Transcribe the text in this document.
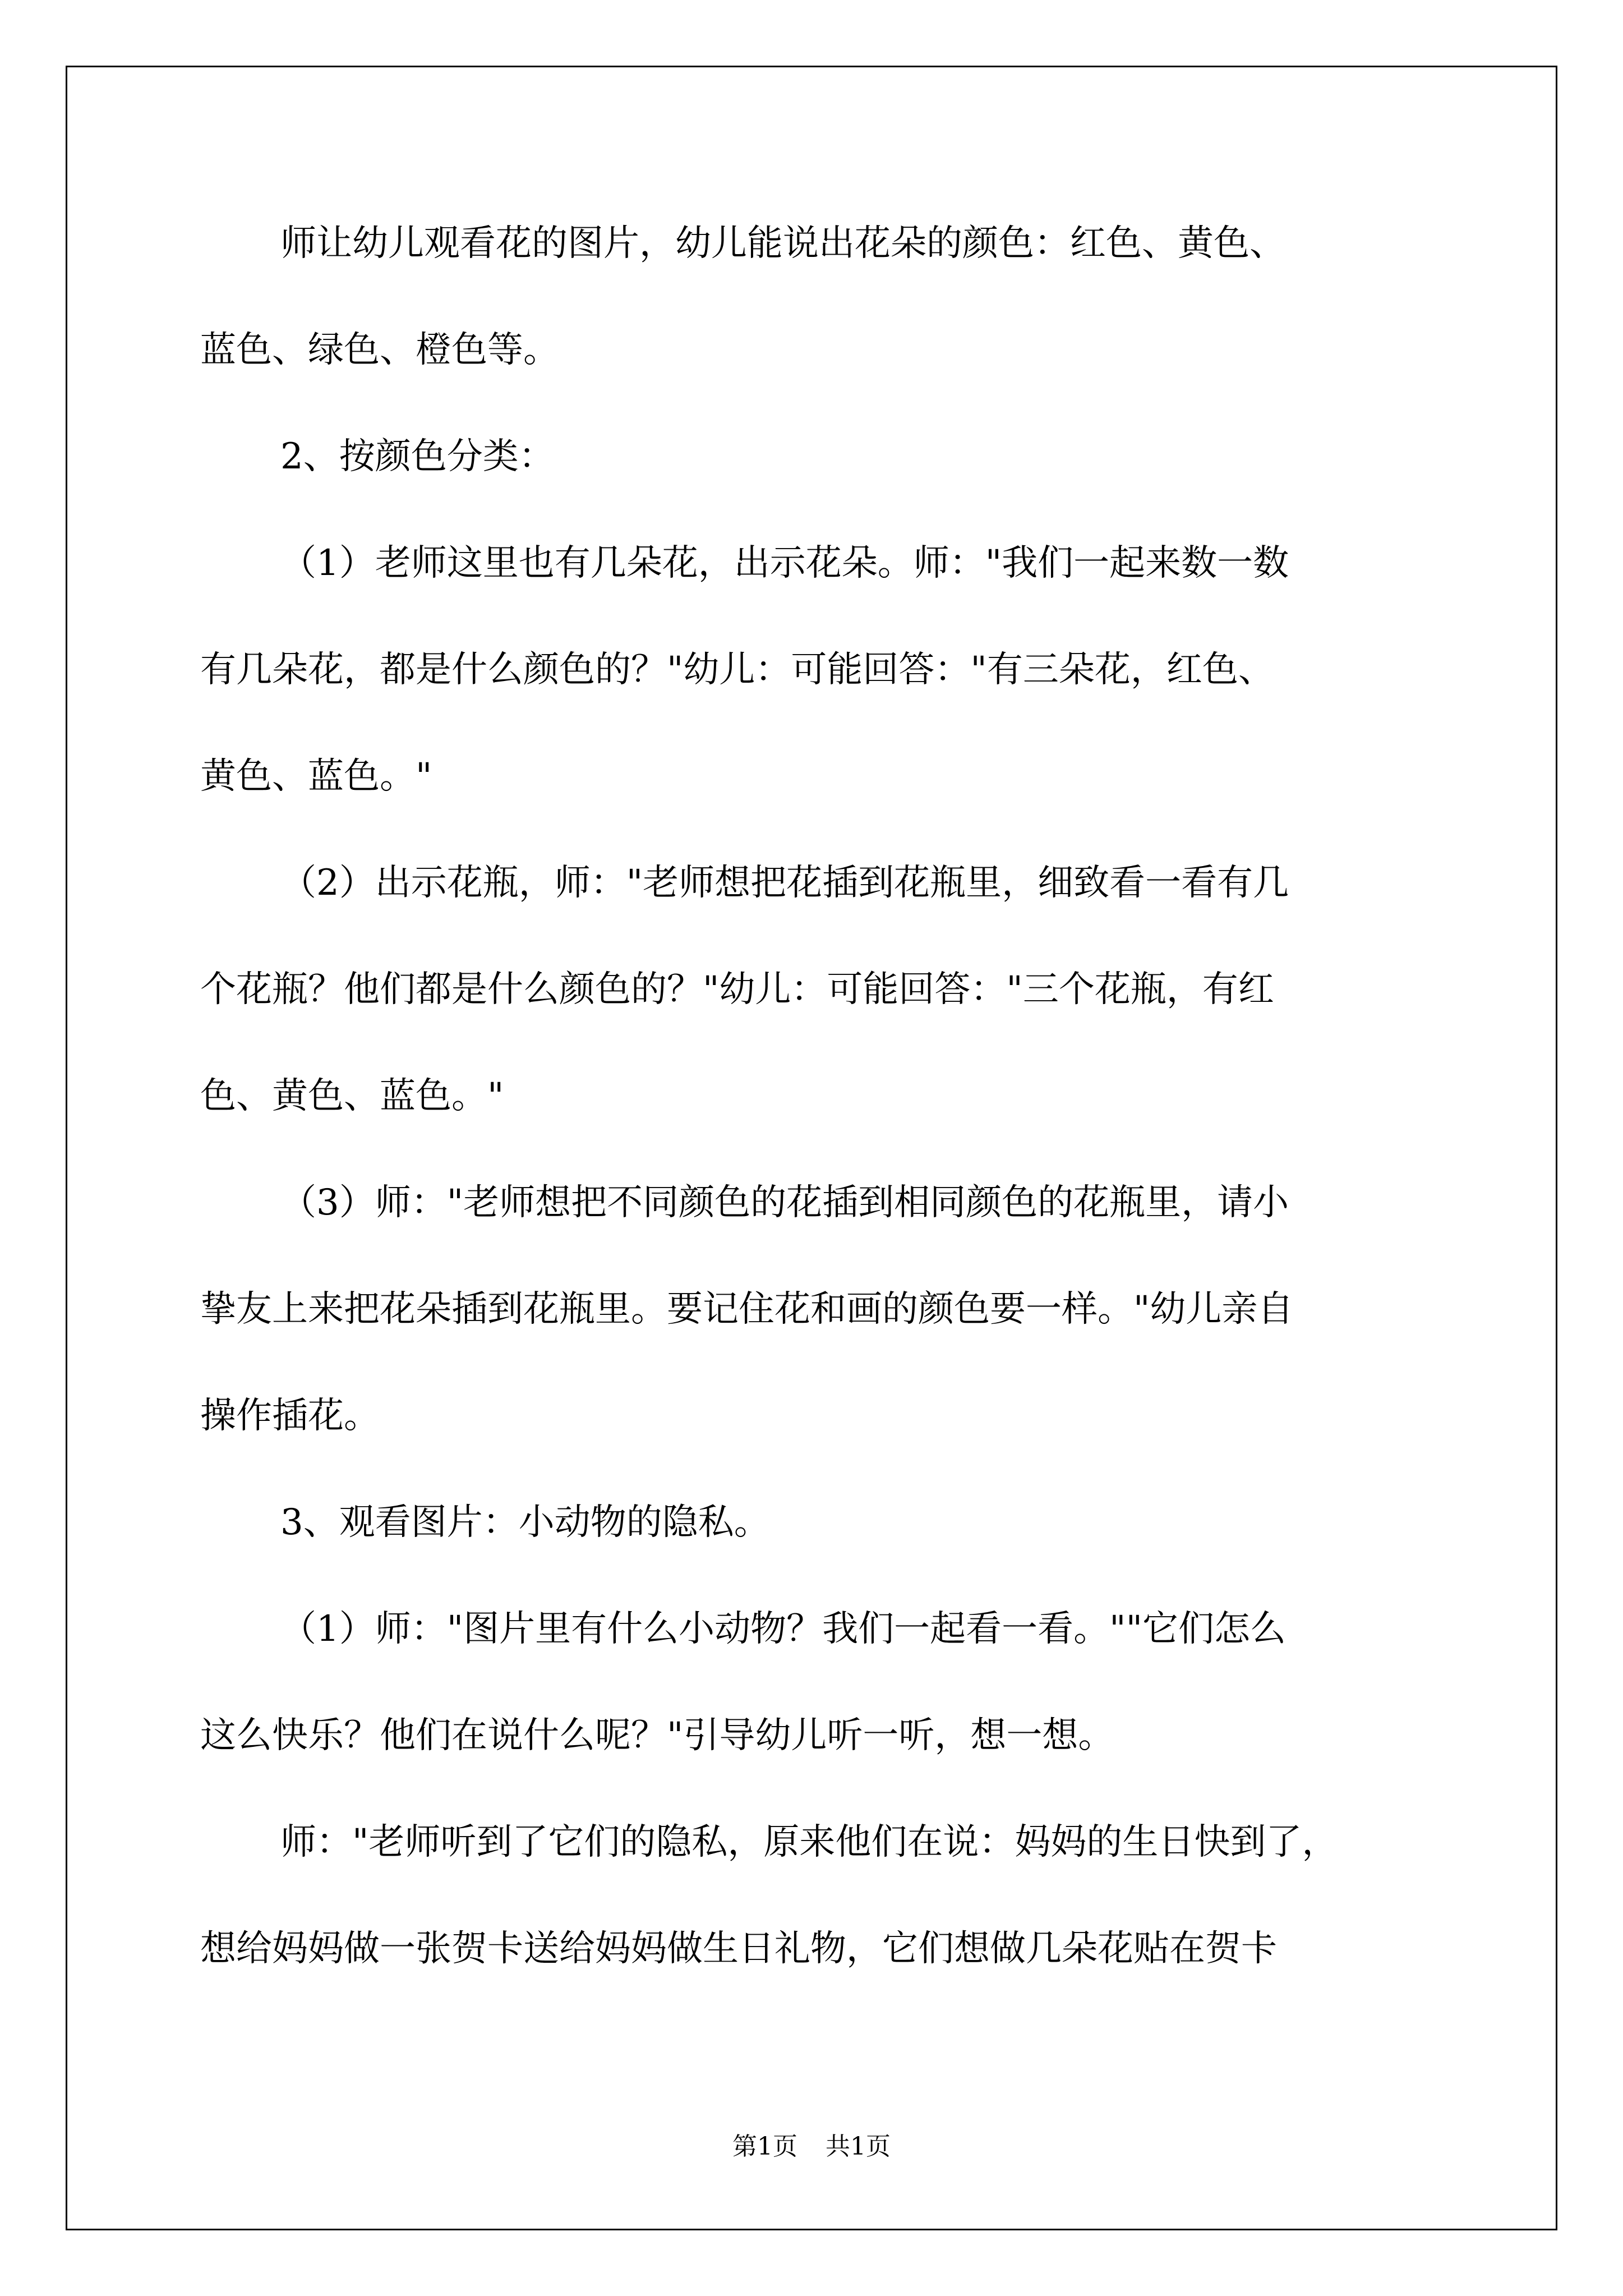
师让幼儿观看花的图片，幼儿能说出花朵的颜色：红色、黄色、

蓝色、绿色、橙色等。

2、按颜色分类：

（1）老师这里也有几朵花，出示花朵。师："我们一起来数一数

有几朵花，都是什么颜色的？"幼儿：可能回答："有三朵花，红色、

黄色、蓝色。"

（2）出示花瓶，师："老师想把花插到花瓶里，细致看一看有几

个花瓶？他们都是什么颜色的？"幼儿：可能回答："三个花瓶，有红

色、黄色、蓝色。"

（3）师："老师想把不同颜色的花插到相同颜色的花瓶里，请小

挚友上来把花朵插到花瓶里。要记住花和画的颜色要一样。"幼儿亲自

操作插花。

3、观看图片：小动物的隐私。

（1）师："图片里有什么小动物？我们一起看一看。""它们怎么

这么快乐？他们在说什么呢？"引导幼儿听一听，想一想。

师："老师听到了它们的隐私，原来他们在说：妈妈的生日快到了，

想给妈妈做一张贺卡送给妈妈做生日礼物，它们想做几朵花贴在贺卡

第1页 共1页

[EXERCISE BRIEF] Give the number of lines that hold the word "可能回答" in these records, with nothing added.

[IN RESPONSE] 2